** begin **

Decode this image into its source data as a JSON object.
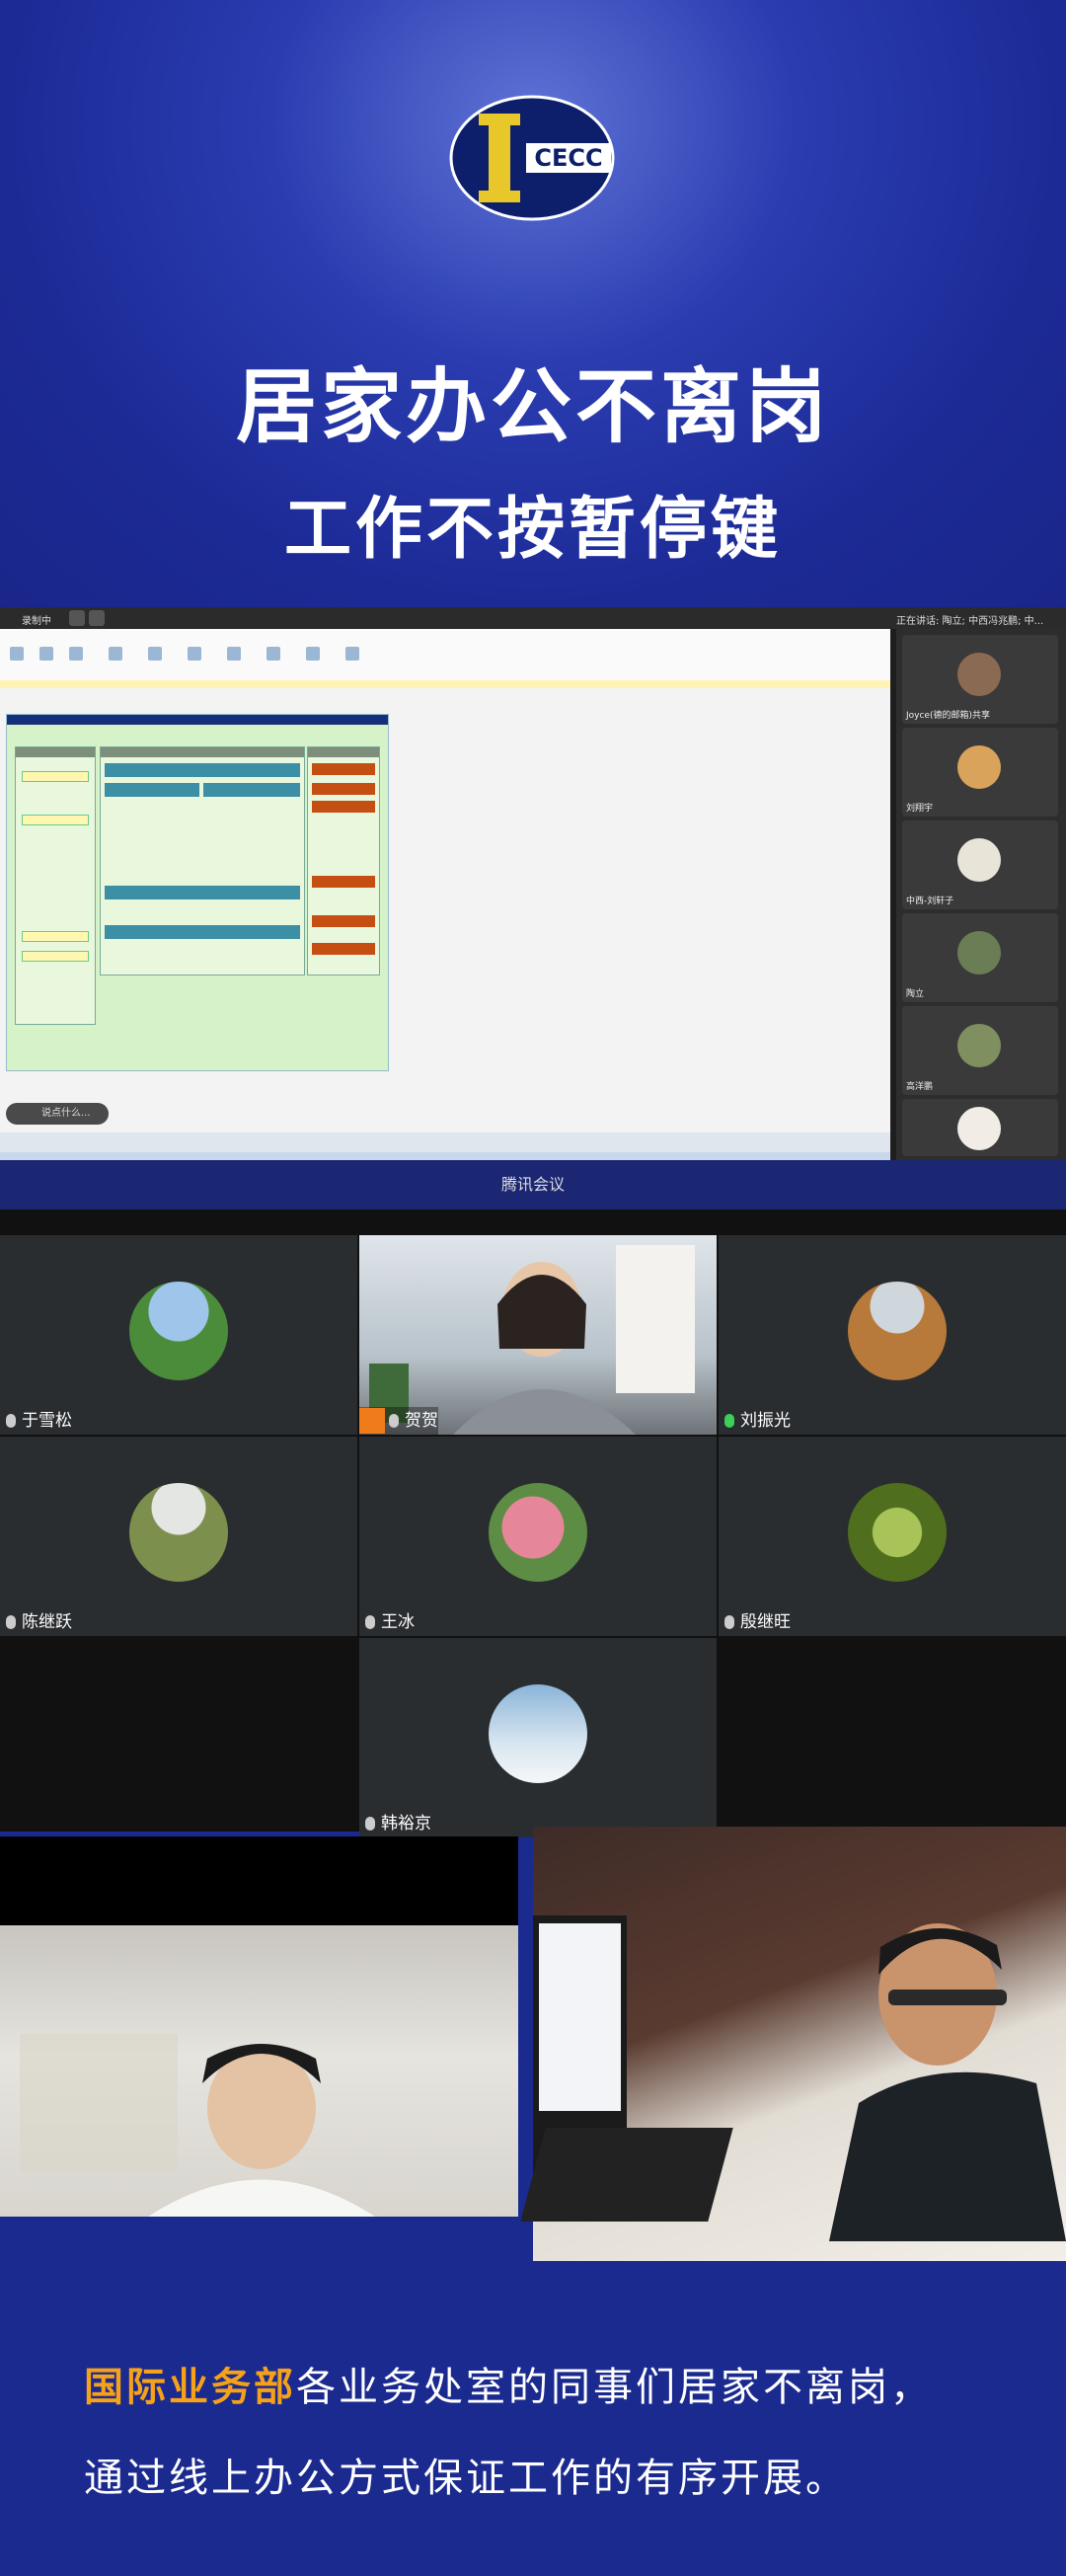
{
  "hero": {
    "logo_text": "CECC",
    "title_line1": "居家办公不离岗",
    "title_line2": "工作不按暂停键"
  },
  "screen": {
    "recording_label": "录制中",
    "speaking_label": "正在讲话: 陶立; 中西冯兆鹏; 中...",
    "search_placeholder": "说点什么...",
    "participants": [
      {
        "name": "Joyce(德的邮箱)共享"
      },
      {
        "name": "刘翔宇"
      },
      {
        "name": "中西-刘轩子"
      },
      {
        "name": "陶立"
      },
      {
        "name": "高洋鹏"
      },
      {
        "name": ""
      }
    ]
  },
  "meeting": {
    "window_title": "腾讯会议",
    "tiles": [
      {
        "name": "于雪松",
        "type": "avatar",
        "color": "#4b8c3b"
      },
      {
        "name": "贺贺",
        "type": "video",
        "color": "#c9d3dc"
      },
      {
        "name": "刘振光",
        "type": "avatar",
        "color": "#b87a3a"
      },
      {
        "name": "陈继跃",
        "type": "avatar",
        "color": "#7d8f4d"
      },
      {
        "name": "王冰",
        "type": "avatar",
        "color": "#e6869a"
      },
      {
        "name": "殷继旺",
        "type": "avatar",
        "color": "#6f8f2a"
      },
      {
        "name": "韩裕京",
        "type": "avatar",
        "color": "#8ab4d8"
      }
    ]
  },
  "caption": {
    "highlight": "国际业务部",
    "line1_rest": "各业务处室的同事们居家不离岗，",
    "line2": "通过线上办公方式保证工作的有序开展。"
  }
}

** end **

EXERCISE GOAL
Take the listing above and restate it word for word, without its pictures.

TASK OUTPUT
Decode this image into its source data as a JSON object.
{
  "hero": {
    "logo_text": "CECC",
    "title_line1": "居家办公不离岗",
    "title_line2": "工作不按暂停键"
  },
  "screen": {
    "recording_label": "录制中",
    "speaking_label": "正在讲话: 陶立; 中西冯兆鹏; 中...",
    "search_placeholder": "说点什么...",
    "participants": [
      {
        "name": "Joyce(德的邮箱)共享"
      },
      {
        "name": "刘翔宇"
      },
      {
        "name": "中西-刘轩子"
      },
      {
        "name": "陶立"
      },
      {
        "name": "高洋鹏"
      },
      {
        "name": ""
      }
    ]
  },
  "meeting": {
    "window_title": "腾讯会议",
    "tiles": [
      {
        "name": "于雪松",
        "type": "avatar",
        "color": "#4b8c3b"
      },
      {
        "name": "贺贺",
        "type": "video",
        "color": "#c9d3dc"
      },
      {
        "name": "刘振光",
        "type": "avatar",
        "color": "#b87a3a"
      },
      {
        "name": "陈继跃",
        "type": "avatar",
        "color": "#7d8f4d"
      },
      {
        "name": "王冰",
        "type": "avatar",
        "color": "#e6869a"
      },
      {
        "name": "殷继旺",
        "type": "avatar",
        "color": "#6f8f2a"
      },
      {
        "name": "韩裕京",
        "type": "avatar",
        "color": "#8ab4d8"
      }
    ]
  },
  "caption": {
    "highlight": "国际业务部",
    "line1_rest": "各业务处室的同事们居家不离岗，",
    "line2": "通过线上办公方式保证工作的有序开展。"
  }
}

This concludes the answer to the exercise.